• [Task directions]
Read the records and write them out again exactly.

Records
····················

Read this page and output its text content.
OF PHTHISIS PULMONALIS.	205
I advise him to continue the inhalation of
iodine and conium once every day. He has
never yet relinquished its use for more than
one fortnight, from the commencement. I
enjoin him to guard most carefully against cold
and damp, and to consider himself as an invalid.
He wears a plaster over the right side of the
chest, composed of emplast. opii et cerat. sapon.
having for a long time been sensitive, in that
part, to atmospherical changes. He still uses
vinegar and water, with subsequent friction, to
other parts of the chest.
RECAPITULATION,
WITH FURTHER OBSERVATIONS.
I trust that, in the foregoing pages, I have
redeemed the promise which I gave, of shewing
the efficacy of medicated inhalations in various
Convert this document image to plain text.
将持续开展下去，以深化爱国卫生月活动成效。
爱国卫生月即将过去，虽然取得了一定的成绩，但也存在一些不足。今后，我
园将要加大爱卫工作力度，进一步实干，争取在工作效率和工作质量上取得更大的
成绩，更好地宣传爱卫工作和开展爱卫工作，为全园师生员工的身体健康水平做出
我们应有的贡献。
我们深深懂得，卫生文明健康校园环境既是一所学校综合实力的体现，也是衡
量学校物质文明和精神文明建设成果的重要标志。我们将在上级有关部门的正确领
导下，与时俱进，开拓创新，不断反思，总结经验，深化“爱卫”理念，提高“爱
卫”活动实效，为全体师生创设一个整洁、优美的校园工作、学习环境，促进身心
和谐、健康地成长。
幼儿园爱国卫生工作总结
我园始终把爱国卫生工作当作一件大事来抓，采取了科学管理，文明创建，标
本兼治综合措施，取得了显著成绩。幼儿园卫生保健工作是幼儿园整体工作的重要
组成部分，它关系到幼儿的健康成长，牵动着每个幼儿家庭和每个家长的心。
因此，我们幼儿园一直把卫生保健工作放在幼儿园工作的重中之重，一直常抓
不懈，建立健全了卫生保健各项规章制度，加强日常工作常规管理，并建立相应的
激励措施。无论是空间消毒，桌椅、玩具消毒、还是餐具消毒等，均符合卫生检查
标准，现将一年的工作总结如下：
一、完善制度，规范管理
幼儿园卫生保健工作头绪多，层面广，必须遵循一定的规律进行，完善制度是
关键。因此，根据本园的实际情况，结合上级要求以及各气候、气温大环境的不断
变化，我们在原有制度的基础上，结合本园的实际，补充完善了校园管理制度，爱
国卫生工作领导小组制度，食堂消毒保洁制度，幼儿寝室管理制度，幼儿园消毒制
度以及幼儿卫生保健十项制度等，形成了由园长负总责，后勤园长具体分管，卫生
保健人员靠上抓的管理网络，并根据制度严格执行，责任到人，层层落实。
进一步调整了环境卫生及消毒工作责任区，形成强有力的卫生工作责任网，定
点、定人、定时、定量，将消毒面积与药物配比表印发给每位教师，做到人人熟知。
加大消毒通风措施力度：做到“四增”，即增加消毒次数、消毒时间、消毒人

····················

• [Written solution]
Read this page and output its text content.
OF PHTHISIS PULMONALIS.	205
I advise him to continue the inhalation of
iodine and conium once every day. He has
never yet relinquished its use for more than
one fortnight, from the commencement. I
enjoin him to guard most carefully against cold
and damp, and to consider himself as an invalid.
He wears a plaster over the right side of the
chest, composed of emplast. opii et cerat. sapon.
having for a long time been sensitive, in that
part, to atmospherical changes. He still uses
vinegar and water, with subsequent friction, to
other parts of the chest.
RECAPITULATION,
WITH FURTHER OBSERVATIONS.
I trust that, in the foregoing pages, I have
redeemed the promise which I gave, of shewing
the efficacy of medicated inhalations in various
Convert this document image to plain text.
将持续开展下去，以深化爱国卫生月活动成效。
爱国卫生月即将过去，虽然取得了一定的成绩，但也存在一些不足。今后，我
园将要加大爱卫工作力度，进一步实干，争取在工作效率和工作质量上取得更大的
成绩，更好地宣传爱卫工作和开展爱卫工作，为全园师生员工的身体健康水平做出
我们应有的贡献。
我们深深懂得，卫生文明健康校园环境既是一所学校综合实力的体现，也是衡
量学校物质文明和精神文明建设成果的重要标志。我们将在上级有关部门的正确领
导下，与时俱进，开拓创新，不断反思，总结经验，深化“爱卫”理念，提高“爱
卫”活动实效，为全体师生创设一个整洁、优美的校园工作、学习环境，促进身心
和谐、健康地成长。
幼儿园爱国卫生工作总结
我园始终把爱国卫生工作当作一件大事来抓，采取了科学管理，文明创建，标
本兼治综合措施，取得了显著成绩。幼儿园卫生保健工作是幼儿园整体工作的重要
组成部分，它关系到幼儿的健康成长，牵动着每个幼儿家庭和每个家长的心。
因此，我们幼儿园一直把卫生保健工作放在幼儿园工作的重中之重，一直常抓
不懈，建立健全了卫生保健各项规章制度，加强日常工作常规管理，并建立相应的
激励措施。无论是空间消毒，桌椅、玩具消毒、还是餐具消毒等，均符合卫生检查
标准，现将一年的工作总结如下：
一、完善制度，规范管理
幼儿园卫生保健工作头绪多，层面广，必须遵循一定的规律进行，完善制度是
关键。因此，根据本园的实际情况，结合上级要求以及各气候、气温大环境的不断
变化，我们在原有制度的基础上，结合本园的实际，补充完善了校园管理制度，爱
国卫生工作领导小组制度，食堂消毒保洁制度，幼儿寝室管理制度，幼儿园消毒制
度以及幼儿卫生保健十项制度等，形成了由园长负总责，后勤园长具体分管，卫生
保健人员靠上抓的管理网络，并根据制度严格执行，责任到人，层层落实。
进一步调整了环境卫生及消毒工作责任区，形成强有力的卫生工作责任网，定
点、定人、定时、定量，将消毒面积与药物配比表印发给每位教师，做到人人熟知。
加大消毒通风措施力度：做到“四增”，即增加消毒次数、消毒时间、消毒人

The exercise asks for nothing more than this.